## TEXTO PARA ANÁLISE
= = = = = = =
A pesquisadora Brené Brown fala muito sobre isso. No livro “A Coragem de Liderar” ela mostra como a vulnerabilidade é fundamental na liderança moderna. Segundo Brown, quando os líderes são abertos e empáticos, eles conseguem criar uma cultura de confiança e segurança psicológica, algo que é crucial para o bem-estar mental dos funcionários. Ela diz que:
“vulnerabilidade não é sobre ganhar ou perder; é ter a coragem de se mostrar quando você não pode controlar o resultado”
Isso fortalece a ideia de que os líderes não devem só apoiar as iniciativas de saúde mental, mas também se envolver nelas, demonstrando a importância do autocuidado e da empatia através de suas próprias ações.
= = = = = = =
## DADOS FORNECIDOS
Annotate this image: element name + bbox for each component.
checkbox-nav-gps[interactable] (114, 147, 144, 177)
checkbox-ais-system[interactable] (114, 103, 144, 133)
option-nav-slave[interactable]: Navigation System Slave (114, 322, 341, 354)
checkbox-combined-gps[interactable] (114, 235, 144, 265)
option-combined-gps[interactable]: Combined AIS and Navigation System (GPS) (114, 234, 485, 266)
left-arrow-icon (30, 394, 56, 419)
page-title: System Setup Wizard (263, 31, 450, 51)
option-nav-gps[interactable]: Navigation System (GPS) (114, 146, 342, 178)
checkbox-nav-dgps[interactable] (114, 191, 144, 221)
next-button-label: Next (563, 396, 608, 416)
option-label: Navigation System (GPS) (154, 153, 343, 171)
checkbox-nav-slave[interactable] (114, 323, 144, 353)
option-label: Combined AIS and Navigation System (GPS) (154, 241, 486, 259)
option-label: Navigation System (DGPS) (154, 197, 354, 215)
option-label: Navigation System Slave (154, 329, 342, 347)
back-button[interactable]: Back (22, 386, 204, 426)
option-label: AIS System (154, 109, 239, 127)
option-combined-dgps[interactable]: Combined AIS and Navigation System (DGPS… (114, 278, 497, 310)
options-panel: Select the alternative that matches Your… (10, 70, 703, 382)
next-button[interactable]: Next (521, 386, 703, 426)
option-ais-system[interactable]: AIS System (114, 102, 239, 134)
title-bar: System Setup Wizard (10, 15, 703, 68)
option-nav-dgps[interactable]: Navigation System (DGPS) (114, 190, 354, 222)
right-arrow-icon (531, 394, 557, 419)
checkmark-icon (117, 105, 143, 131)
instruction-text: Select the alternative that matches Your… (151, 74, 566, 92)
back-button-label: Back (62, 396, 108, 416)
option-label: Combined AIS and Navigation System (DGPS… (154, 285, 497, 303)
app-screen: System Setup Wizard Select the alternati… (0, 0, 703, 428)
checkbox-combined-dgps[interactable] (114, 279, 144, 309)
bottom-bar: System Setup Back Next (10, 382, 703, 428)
= = = = = = =
## O QUE FAZER
1 - Duplique o trecho do texto sobre liderança e vulnerabilidade que vai de "Isso fortalece a" a "suas próprias ações.".
2 - Retome o texto sobre liderança e vulnerabilidade a partir do ponto em que ele termina.
As linhas não têm nenhuma função aqui.

## RESPOSTAS ÀS TAREFAS
1 -
Isso fortalece a ideia de que os líderes não devem só apoiar as iniciativas de saúde mental, mas também se envolver nelas, demonstrando a importância do autocuidado e da empatia através de suas próprias ações.

2 -
Tente isso: durante reuniões, tire um momento para perguntar como estão emocionalmente, sem foco exclusivo em metas e resultados. Você pode perguntar: “Como vocês estão se sentindo com o trabalho essa semana? Há ago que gostariam de colocar na mesa?”. Compartilhe também suas próprias experiências. Se estiver passando por um momento de estresse ou dificuldade, mencione o fato. Isso mostra aos funcionários que até os líderes enfrentam desafios emocionais, normalizando o diálogo sobre o tema.
Crie esse espaço para feedback aberto e não punitivo. Assim, sua equipe vai sentir que suas preocupações serão ouvidas sem medo de represálias.
O que pude notar em todos esses anos trabalhando com gestores e alta liderança de grandes empresas é que investir em treinamentos de liderança que incluam experiências práticas com módulos sobre inteligência emocional, gestão do estresse e promoção da saúde mental pode fazer uma diferença enorme nesse cálculo. Esses líderes estarão mais preparados, com as ferramentas certas, para seguir justamente esse caminho que aponto acima.
Então como vamos REALMENTE melhorar a saúde mental no trabalho?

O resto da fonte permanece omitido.